## [Set problem]
List every line below containing "monolityczne".

## [Records supplied]
::::
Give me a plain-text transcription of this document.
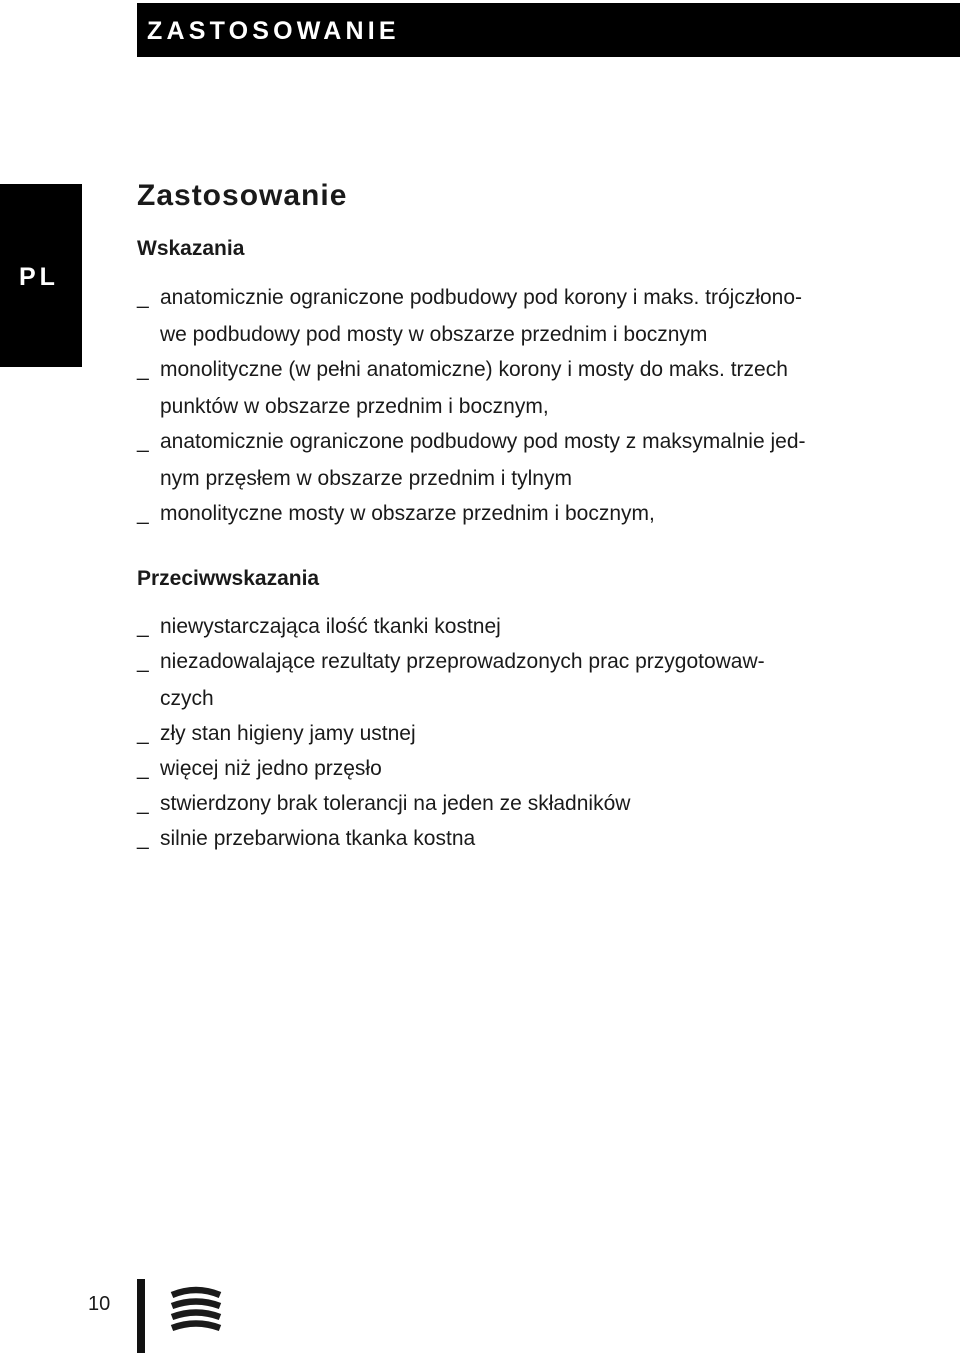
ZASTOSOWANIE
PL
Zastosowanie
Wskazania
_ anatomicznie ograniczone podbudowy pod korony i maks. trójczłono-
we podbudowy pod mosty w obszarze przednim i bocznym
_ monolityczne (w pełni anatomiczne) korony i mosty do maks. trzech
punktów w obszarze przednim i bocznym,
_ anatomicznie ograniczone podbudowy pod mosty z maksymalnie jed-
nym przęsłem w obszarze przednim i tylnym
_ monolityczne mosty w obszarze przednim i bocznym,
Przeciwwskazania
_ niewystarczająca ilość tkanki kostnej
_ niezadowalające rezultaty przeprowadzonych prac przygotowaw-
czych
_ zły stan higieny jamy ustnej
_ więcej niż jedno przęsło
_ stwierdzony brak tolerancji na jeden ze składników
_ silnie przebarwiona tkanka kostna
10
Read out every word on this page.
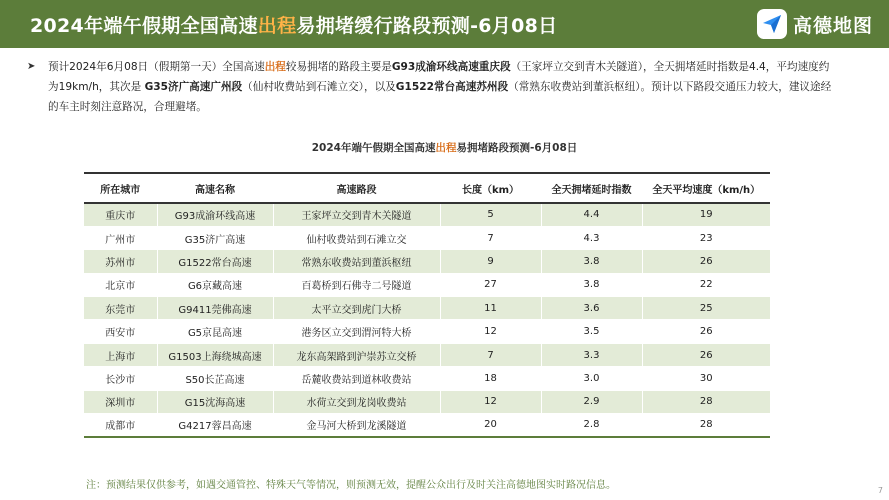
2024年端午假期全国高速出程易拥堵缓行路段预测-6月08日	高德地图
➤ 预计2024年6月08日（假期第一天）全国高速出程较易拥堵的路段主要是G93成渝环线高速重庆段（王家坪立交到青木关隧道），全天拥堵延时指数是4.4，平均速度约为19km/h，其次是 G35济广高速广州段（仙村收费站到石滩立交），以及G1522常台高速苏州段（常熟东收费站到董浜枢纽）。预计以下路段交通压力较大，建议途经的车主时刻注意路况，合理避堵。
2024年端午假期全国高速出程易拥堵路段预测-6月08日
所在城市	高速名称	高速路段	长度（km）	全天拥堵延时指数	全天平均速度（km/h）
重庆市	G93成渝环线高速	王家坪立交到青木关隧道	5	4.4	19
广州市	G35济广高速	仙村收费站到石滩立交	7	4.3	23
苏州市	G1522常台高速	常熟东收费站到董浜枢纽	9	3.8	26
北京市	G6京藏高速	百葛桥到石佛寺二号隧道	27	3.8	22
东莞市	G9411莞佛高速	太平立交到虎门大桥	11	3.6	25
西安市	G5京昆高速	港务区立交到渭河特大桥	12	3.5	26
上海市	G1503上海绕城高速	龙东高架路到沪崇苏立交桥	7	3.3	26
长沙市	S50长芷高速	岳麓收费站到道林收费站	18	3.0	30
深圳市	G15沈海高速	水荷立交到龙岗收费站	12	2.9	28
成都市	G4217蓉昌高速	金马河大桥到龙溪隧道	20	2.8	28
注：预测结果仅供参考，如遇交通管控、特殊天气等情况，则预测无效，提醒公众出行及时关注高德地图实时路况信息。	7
::::
## [Written answer]
_ monolityczne (w pełni anatomiczne) korony i mosty do maks. trzech
_ monolityczne mosty w obszarze przednim i bocznym,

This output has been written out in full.